DIRECTIONS =
Scan the listing and work out how many lines contain the word "Head". Nothing but the number should be given.

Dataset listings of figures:
------------------------------------------------------------------------

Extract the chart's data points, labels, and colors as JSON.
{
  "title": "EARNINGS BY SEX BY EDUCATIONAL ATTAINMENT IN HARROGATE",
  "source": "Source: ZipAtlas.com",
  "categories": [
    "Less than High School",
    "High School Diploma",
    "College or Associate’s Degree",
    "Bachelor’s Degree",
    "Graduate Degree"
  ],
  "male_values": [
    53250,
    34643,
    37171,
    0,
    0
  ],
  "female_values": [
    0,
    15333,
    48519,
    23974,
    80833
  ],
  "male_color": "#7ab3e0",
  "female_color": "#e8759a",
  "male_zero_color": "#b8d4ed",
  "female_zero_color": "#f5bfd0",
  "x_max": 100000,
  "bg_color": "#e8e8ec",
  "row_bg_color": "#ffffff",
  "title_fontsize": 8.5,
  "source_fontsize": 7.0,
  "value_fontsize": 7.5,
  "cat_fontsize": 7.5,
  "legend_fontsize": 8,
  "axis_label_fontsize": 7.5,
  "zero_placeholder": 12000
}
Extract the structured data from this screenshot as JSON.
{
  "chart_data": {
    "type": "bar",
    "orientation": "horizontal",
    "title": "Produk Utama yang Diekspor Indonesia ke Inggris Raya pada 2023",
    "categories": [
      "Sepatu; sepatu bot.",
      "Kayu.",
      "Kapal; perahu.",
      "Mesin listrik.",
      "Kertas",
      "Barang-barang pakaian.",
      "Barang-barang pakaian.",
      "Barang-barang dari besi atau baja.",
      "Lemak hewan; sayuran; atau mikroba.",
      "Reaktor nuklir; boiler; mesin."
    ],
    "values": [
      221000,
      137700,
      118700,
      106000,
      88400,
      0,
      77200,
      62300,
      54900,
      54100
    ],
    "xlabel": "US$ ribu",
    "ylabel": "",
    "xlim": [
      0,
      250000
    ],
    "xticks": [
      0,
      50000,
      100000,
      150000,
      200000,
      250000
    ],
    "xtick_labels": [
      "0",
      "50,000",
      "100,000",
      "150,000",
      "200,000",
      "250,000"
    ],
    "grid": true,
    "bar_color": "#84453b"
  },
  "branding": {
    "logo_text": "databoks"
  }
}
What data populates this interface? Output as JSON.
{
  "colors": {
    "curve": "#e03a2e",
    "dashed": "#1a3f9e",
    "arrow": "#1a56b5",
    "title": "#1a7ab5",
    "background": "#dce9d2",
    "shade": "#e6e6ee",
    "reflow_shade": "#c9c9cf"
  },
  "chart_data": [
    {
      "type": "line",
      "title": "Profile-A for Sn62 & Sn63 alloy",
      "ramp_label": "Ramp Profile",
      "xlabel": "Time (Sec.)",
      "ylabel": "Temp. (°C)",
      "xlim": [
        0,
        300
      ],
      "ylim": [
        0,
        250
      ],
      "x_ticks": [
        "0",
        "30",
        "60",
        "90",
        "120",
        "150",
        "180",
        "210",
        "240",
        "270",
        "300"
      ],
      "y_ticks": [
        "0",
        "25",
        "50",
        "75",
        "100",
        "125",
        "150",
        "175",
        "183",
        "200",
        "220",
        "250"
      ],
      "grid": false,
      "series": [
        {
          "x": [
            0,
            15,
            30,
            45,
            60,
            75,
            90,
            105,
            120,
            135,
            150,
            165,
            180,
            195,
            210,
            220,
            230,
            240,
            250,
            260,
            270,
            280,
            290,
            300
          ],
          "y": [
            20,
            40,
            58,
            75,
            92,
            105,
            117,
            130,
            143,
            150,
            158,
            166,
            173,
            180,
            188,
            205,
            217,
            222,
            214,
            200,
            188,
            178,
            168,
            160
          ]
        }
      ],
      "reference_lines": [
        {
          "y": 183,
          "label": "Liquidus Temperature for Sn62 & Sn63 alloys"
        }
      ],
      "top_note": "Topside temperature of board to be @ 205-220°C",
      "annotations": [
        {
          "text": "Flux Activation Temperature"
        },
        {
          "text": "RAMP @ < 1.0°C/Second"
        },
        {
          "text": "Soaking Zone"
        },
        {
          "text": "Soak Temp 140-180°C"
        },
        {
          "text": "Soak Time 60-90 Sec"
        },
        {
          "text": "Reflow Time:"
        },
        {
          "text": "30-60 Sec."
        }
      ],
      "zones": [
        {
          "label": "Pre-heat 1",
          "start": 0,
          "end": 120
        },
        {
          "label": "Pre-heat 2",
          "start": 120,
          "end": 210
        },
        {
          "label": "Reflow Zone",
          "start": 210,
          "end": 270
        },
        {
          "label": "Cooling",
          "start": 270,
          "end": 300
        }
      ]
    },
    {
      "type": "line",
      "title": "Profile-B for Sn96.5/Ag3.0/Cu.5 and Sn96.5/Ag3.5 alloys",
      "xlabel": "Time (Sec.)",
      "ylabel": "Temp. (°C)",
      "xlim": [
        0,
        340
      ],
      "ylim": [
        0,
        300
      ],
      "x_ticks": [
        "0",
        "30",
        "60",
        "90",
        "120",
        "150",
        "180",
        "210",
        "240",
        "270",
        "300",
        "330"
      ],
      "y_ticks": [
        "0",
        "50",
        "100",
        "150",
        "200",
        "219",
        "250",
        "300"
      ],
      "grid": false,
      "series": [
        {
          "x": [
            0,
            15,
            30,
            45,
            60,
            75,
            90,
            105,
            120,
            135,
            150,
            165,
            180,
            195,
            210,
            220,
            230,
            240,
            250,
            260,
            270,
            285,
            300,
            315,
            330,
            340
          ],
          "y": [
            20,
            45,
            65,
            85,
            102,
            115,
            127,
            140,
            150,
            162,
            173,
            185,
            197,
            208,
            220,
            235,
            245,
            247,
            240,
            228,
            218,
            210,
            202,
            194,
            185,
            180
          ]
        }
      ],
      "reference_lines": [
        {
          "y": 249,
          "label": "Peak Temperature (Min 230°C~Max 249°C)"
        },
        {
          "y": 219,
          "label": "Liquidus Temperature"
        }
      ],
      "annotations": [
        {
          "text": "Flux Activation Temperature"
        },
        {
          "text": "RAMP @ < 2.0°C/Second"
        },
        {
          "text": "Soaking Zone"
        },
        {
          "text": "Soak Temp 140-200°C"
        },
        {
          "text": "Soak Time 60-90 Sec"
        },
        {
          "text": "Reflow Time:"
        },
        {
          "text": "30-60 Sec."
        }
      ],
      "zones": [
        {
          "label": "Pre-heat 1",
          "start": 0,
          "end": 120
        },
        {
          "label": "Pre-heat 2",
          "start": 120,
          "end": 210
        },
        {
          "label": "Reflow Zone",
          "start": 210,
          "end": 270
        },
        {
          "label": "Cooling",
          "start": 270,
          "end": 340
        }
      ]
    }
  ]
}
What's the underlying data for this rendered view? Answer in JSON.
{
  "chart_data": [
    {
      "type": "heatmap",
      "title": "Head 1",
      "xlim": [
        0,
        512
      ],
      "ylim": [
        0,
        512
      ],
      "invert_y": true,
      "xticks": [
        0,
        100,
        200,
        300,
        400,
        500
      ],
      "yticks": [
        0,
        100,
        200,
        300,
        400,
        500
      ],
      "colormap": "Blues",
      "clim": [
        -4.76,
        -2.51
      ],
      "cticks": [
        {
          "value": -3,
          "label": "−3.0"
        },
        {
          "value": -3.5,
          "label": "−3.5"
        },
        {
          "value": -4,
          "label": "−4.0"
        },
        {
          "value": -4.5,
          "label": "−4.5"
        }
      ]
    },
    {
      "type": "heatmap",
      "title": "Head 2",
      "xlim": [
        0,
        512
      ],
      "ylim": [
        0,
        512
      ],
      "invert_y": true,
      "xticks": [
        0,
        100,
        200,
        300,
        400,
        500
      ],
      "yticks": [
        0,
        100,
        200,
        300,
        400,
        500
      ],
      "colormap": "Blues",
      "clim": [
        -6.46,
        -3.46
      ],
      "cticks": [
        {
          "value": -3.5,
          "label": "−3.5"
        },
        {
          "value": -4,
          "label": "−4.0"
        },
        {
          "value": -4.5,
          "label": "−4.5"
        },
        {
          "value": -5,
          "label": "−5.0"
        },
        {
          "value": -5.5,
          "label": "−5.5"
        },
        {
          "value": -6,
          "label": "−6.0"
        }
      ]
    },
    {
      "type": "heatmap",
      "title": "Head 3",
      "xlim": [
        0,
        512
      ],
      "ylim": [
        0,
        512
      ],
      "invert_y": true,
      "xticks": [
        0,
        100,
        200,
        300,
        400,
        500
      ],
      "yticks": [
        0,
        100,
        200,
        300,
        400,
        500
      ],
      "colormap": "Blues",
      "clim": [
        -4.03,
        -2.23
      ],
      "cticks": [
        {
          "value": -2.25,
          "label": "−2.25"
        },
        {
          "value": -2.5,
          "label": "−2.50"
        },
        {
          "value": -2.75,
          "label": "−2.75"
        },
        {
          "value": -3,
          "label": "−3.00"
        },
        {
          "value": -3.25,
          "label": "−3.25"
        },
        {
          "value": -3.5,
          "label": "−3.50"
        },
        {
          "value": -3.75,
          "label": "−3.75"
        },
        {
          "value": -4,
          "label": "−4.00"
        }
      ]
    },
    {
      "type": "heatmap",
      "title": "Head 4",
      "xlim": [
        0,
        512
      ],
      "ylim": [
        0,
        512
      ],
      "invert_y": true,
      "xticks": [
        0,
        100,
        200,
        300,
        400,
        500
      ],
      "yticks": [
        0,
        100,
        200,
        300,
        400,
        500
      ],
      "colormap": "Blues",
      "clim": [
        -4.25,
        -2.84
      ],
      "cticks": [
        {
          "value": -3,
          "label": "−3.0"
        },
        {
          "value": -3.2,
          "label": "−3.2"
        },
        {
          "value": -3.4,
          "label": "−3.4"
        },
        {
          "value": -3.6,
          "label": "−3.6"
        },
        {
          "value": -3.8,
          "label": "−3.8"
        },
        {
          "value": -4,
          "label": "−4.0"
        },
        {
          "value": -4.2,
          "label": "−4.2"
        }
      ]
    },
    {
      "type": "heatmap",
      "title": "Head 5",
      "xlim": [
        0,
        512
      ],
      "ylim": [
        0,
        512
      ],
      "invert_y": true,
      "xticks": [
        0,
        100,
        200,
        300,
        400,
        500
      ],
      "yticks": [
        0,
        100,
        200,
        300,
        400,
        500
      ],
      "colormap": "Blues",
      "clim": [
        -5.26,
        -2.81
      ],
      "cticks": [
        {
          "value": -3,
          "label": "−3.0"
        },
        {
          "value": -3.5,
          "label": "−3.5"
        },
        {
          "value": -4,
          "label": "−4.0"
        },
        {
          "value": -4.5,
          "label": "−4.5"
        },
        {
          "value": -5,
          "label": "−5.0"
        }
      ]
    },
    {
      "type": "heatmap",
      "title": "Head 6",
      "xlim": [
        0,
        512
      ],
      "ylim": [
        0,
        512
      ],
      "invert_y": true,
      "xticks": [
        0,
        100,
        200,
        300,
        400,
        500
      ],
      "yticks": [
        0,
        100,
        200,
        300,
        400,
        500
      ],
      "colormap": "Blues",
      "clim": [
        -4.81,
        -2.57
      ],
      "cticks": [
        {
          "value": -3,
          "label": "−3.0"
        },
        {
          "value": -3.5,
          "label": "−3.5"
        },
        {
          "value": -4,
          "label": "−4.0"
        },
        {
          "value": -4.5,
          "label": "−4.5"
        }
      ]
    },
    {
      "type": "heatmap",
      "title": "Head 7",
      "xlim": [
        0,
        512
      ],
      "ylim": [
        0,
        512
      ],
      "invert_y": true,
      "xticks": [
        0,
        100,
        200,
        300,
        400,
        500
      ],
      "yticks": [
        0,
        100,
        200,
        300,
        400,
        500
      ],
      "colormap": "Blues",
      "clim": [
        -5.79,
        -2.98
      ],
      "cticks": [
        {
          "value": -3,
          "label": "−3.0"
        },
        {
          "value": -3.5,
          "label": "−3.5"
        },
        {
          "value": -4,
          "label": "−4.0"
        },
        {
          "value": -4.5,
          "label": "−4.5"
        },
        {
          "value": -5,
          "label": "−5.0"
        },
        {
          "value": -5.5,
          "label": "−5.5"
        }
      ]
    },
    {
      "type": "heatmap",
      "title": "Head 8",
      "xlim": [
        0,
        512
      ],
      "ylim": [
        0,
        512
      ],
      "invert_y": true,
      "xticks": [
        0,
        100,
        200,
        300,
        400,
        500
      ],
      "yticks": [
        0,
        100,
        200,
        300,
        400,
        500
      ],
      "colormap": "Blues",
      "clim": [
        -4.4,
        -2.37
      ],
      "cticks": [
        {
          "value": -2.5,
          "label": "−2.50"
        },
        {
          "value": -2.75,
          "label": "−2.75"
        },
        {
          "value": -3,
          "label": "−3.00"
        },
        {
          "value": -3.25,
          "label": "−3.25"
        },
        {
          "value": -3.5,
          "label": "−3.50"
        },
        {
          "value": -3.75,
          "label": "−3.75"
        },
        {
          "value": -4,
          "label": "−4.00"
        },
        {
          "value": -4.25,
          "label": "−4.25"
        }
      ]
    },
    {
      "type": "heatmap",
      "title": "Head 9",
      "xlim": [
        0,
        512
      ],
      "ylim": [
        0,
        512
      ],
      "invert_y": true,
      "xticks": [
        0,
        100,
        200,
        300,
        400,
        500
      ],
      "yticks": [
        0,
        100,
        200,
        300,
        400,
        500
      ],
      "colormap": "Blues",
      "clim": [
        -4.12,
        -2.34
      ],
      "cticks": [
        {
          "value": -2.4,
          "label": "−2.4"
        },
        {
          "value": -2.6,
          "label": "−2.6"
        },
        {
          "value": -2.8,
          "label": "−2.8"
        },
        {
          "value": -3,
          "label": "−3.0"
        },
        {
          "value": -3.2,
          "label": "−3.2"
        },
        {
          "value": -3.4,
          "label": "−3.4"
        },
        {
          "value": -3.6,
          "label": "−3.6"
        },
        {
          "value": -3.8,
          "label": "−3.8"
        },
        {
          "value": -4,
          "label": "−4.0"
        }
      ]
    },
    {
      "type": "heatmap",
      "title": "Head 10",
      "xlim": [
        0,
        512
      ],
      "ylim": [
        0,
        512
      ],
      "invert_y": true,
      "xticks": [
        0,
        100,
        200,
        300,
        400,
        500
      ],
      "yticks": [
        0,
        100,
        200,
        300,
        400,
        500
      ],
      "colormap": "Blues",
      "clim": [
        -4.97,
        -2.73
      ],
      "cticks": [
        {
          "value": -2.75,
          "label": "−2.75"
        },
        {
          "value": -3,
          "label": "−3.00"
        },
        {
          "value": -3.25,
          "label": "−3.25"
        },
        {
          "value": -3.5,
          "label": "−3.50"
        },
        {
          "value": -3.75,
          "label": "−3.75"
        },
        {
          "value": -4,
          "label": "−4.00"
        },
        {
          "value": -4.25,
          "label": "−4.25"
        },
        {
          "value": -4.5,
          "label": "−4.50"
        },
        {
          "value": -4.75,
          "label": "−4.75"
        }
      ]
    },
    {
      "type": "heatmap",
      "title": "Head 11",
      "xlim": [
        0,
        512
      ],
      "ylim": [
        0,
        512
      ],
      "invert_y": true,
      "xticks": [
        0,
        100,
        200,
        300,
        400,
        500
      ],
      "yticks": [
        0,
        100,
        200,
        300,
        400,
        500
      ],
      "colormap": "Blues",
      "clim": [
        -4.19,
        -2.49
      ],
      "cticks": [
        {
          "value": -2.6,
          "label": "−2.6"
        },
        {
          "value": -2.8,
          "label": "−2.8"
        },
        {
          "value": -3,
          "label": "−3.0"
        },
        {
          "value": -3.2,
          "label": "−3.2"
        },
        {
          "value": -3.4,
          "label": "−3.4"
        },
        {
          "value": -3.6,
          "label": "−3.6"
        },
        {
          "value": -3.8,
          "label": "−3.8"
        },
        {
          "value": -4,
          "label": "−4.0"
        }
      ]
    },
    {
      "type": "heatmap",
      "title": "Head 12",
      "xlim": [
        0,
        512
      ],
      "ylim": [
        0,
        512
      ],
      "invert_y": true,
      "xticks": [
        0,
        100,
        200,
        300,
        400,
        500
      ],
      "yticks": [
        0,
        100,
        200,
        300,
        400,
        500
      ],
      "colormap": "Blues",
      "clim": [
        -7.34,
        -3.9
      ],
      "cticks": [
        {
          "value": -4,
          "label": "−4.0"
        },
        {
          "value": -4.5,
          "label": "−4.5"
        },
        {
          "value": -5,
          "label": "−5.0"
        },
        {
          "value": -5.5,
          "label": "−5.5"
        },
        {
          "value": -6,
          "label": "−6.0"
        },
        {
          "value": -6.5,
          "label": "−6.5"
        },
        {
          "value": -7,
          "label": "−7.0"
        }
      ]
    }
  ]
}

------------------------------------------------------------------------

FULL OUTPUT =
12